Stored items from a collection
start
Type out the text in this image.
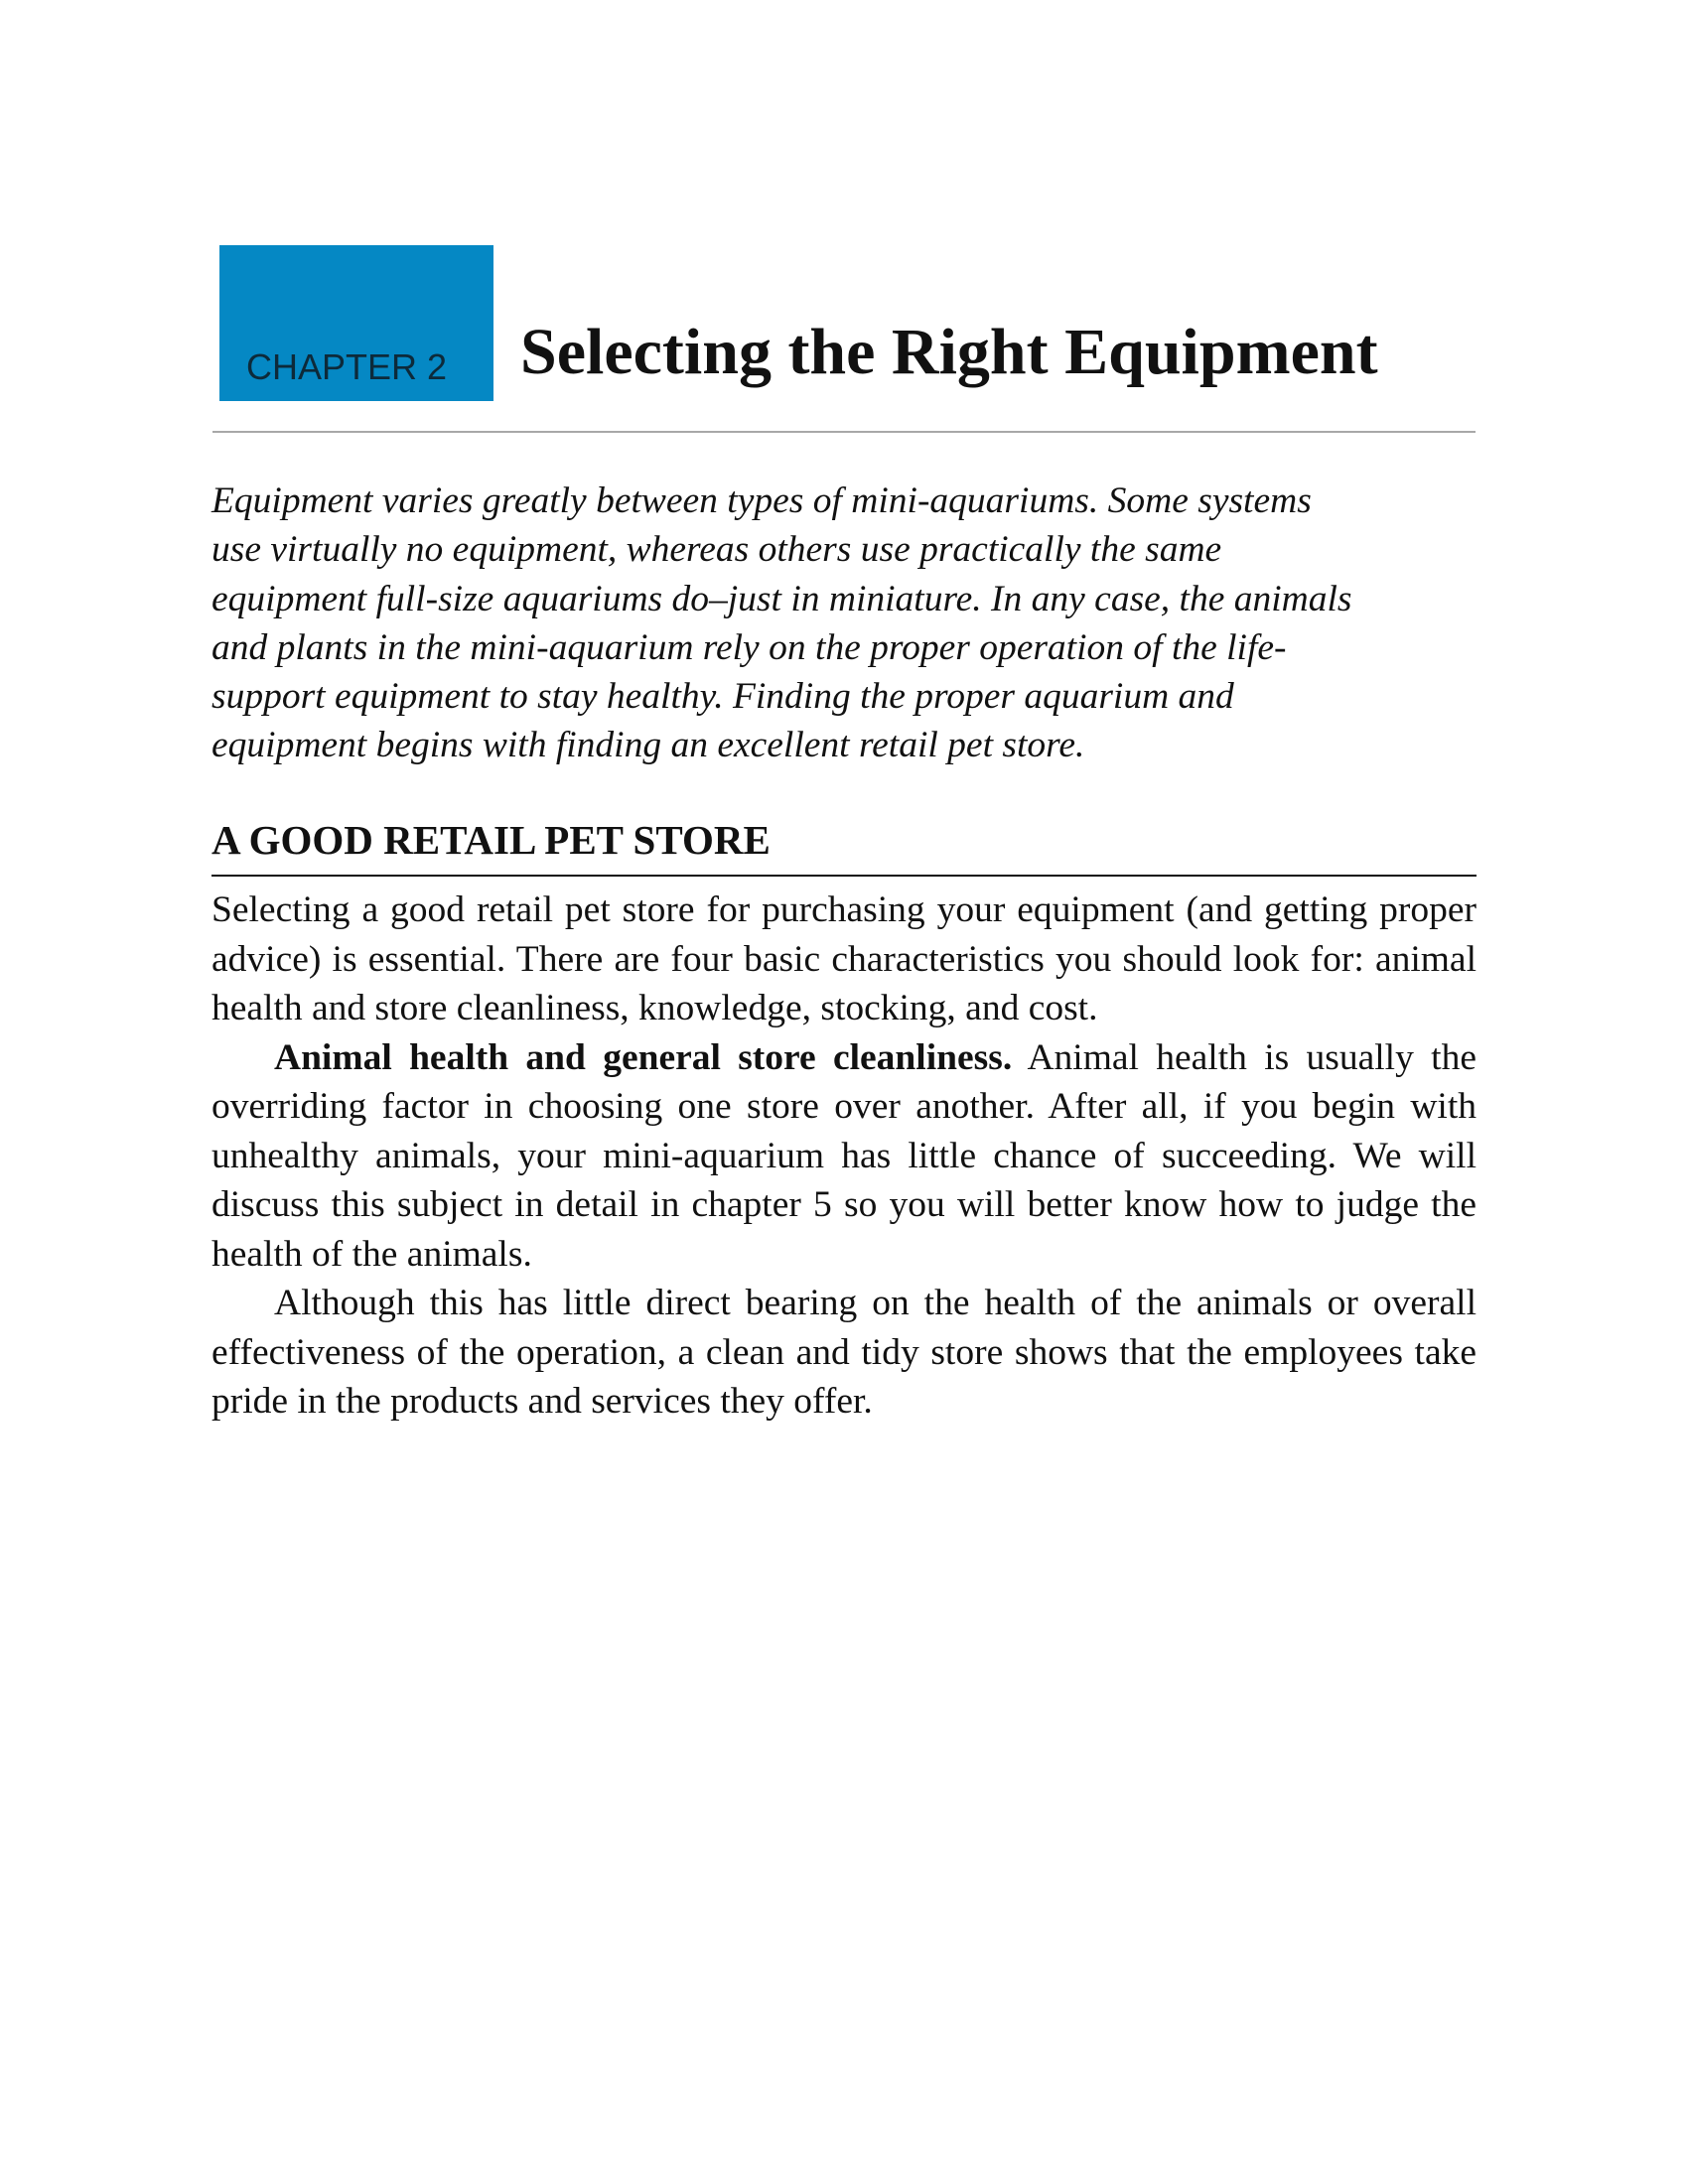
CHAPTER 2 Selecting the Right Equipment
Equipment varies greatly between types of mini-aquariums. Some systems
use virtually no equipment, whereas others use practically the same
equipment full-size aquariums do–just in miniature. In any case, the animals
and plants in the mini-aquarium rely on the proper operation of the life-
support equipment to stay healthy. Finding the proper aquarium and
equipment begins with finding an excellent retail pet store.
A GOOD RETAIL PET STORE

Selecting a good retail pet store for purchasing your equipment (and getting proper advice) is essential. There are four basic characteristics you should look for: animal health and store cleanliness, knowledge, stocking, and cost.

Animal health and general store cleanliness. Animal health is usually the overriding factor in choosing one store over another. After all, if you begin with unhealthy animals, your mini-aquarium has little chance of succeeding. We will discuss this subject in detail in chapter 5 so you will better know how to judge the health of the animals.

Although this has little direct bearing on the health of the animals or overall effectiveness of the operation, a clean and tidy store shows that the employees take pride in the products and services they offer.
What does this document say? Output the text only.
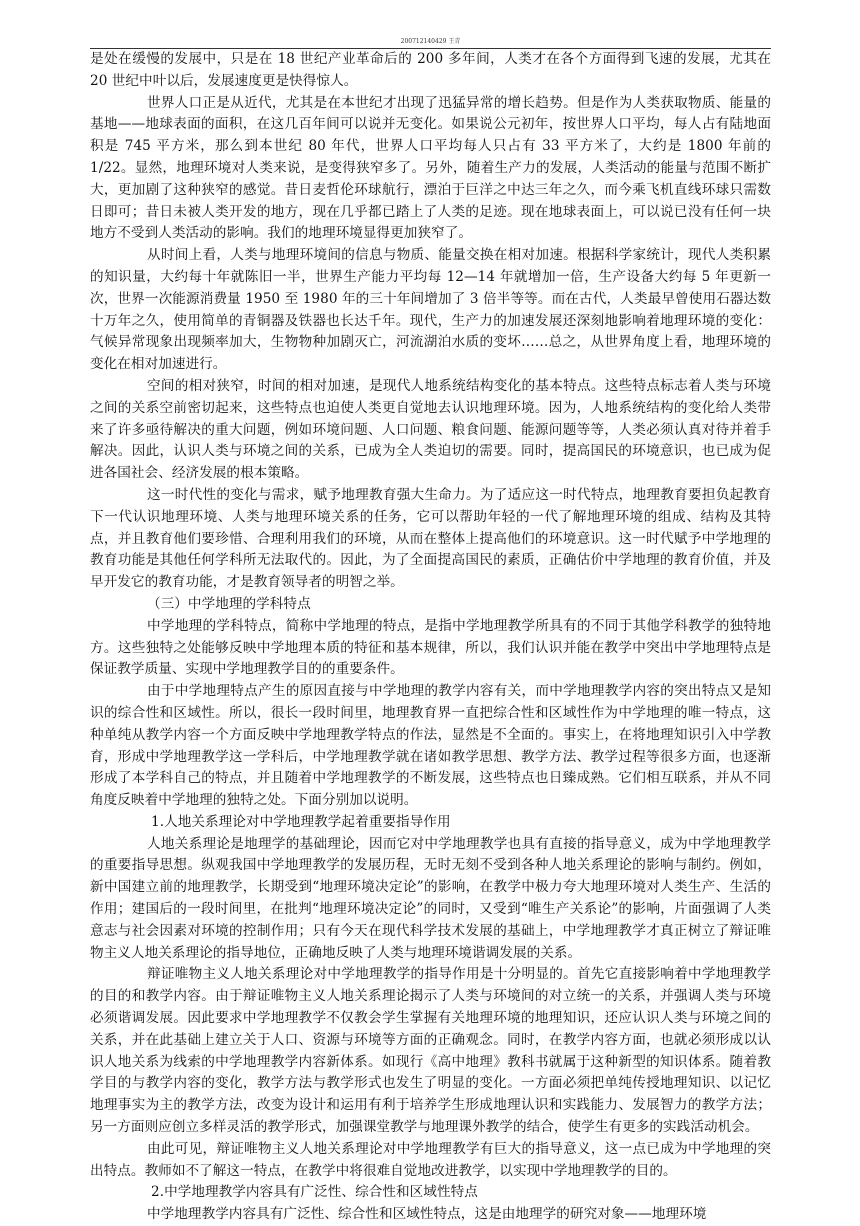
200712140429 王青

是处在缓慢的发展中，只是在 18 世纪产业革命后的 200 多年间，人类才在各个方面得到飞速的发展，尤其在 20 世纪中叶以后，发展速度更是快得惊人。

世界人口正是从近代，尤其是在本世纪才出现了迅猛异常的增长趋势。但是作为人类获取物质、能量的基地——地球表面的面积，在这几百年间可以说并无变化。如果说公元初年，按世界人口平均，每人占有陆地面积是 745 平方米，那么到本世纪 80 年代，世界人口平均每人只占有 33 平方米了，大约是 1800 年前的 1/22。显然，地理环境对人类来说，是变得狭窄多了。另外，随着生产力的发展，人类活动的能量与范围不断扩大，更加剧了这种狭窄的感觉。昔日麦哲伦环球航行，漂泊于巨洋之中达三年之久，而今乘飞机直线环球只需数日即可；昔日未被人类开发的地方，现在几乎都已踏上了人类的足迹。现在地球表面上，可以说已没有任何一块地方不受到人类活动的影响。我们的地理环境显得更加狭窄了。

从时间上看，人类与地理环境间的信息与物质、能量交换在相对加速。根据科学家统计，现代人类积累的知识量，大约每十年就陈旧一半，世界生产能力平均每 12—14 年就增加一倍，生产设备大约每 5 年更新一次，世界一次能源消费量 1950 至 1980 年的三十年间增加了 3 倍半等等。而在古代，人类最早曾使用石器达数十万年之久，使用简单的青铜器及铁器也长达千年。现代，生产力的加速发展还深刻地影响着地理环境的变化：气候异常现象出现频率加大，生物物种加剧灭亡，河流湖泊水质的变坏……总之，从世界角度上看，地理环境的变化在相对加速进行。

空间的相对狭窄，时间的相对加速，是现代人地系统结构变化的基本特点。这些特点标志着人类与环境之间的关系空前密切起来，这些特点也迫使人类更自觉地去认识地理环境。因为，人地系统结构的变化给人类带来了许多亟待解决的重大问题，例如环境问题、人口问题、粮食问题、能源问题等等，人类必须认真对待并着手解决。因此，认识人类与环境之间的关系，已成为全人类迫切的需要。同时，提高国民的环境意识，也已成为促进各国社会、经济发展的根本策略。

这一时代性的变化与需求，赋予地理教育强大生命力。为了适应这一时代特点，地理教育要担负起教育下一代认识地理环境、人类与地理环境关系的任务，它可以帮助年轻的一代了解地理环境的组成、结构及其特点，并且教育他们要珍惜、合理利用我们的环境，从而在整体上提高他们的环境意识。这一时代赋予中学地理的教育功能是其他任何学科所无法取代的。因此，为了全面提高国民的素质，正确估价中学地理的教育价值，并及早开发它的教育功能，才是教育领导者的明智之举。

（三）中学地理的学科特点

中学地理的学科特点，简称中学地理的特点，是指中学地理教学所具有的不同于其他学科教学的独特地方。这些独特之处能够反映中学地理本质的特征和基本规律，所以，我们认识并能在教学中突出中学地理特点是保证教学质量、实现中学地理教学目的的重要条件。

由于中学地理特点产生的原因直接与中学地理的教学内容有关，而中学地理教学内容的突出特点又是知识的综合性和区域性。所以，很长一段时间里，地理教育界一直把综合性和区域性作为中学地理的唯一特点，这种单纯从教学内容一个方面反映中学地理教学特点的作法，显然是不全面的。事实上，在将地理知识引入中学教育，形成中学地理教学这一学科后，中学地理教学就在诸如教学思想、教学方法、教学过程等很多方面，也逐渐形成了本学科自己的特点，并且随着中学地理教学的不断发展，这些特点也日臻成熟。它们相互联系，并从不同角度反映着中学地理的独特之处。下面分别加以说明。

1.人地关系理论对中学地理教学起着重要指导作用

人地关系理论是地理学的基础理论，因而它对中学地理教学也具有直接的指导意义，成为中学地理教学的重要指导思想。纵观我国中学地理教学的发展历程，无时无刻不受到各种人地关系理论的影响与制约。例如，新中国建立前的地理教学，长期受到“地理环境决定论”的影响，在教学中极力夸大地理环境对人类生产、生活的作用；建国后的一段时间里，在批判“地理环境决定论”的同时，又受到“唯生产关系论”的影响，片面强调了人类意志与社会因素对环境的控制作用；只有今天在现代科学技术发展的基础上，中学地理教学才真正树立了辩证唯物主义人地关系理论的指导地位，正确地反映了人类与地理环境谐调发展的关系。

辩证唯物主义人地关系理论对中学地理教学的指导作用是十分明显的。首先它直接影响着中学地理教学的目的和教学内容。由于辩证唯物主义人地关系理论揭示了人类与环境间的对立统一的关系，并强调人类与环境必须谐调发展。因此要求中学地理教学不仅教会学生掌握有关地理环境的地理知识，还应认识人类与环境之间的关系，并在此基础上建立关于人口、资源与环境等方面的正确观念。同时，在教学内容方面，也就必须形成以认识人地关系为线索的中学地理教学内容新体系。如现行《高中地理》教科书就属于这种新型的知识体系。随着教学目的与教学内容的变化，教学方法与教学形式也发生了明显的变化。一方面必须把单纯传授地理知识、以记忆地理事实为主的教学方法，改变为设计和运用有利于培养学生形成地理认识和实践能力、发展智力的教学方法；另一方面则应创立多样灵活的教学形式，加强课堂教学与地理课外教学的结合，使学生有更多的实践活动机会。

由此可见，辩证唯物主义人地关系理论对中学地理教学有巨大的指导意义，这一点已成为中学地理的突出特点。教师如不了解这一特点，在教学中将很难自觉地改进教学，以实现中学地理教学的目的。

2.中学地理教学内容具有广泛性、综合性和区域性特点

中学地理教学内容具有广泛性、综合性和区域性特点，这是由地理学的研究对象——地理环境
end
**WHAT IS REQUIRED**
Find the string "中学地理的学科特点" in the records, then copy each line where it occurs.

**EXPECTED ANSWER**
（三）中学地理的学科特点
中学地理的学科特点，简称中学地理的特点，是指中学地理教学所具有的不同于其他学科教学的独特地方。这些独特之处能够反映中学地理本质的特征和基本规律，所以，我们认识并能在教学中突出中学地理特点是保证教学质量、实现中学地理教学目的的重要条件。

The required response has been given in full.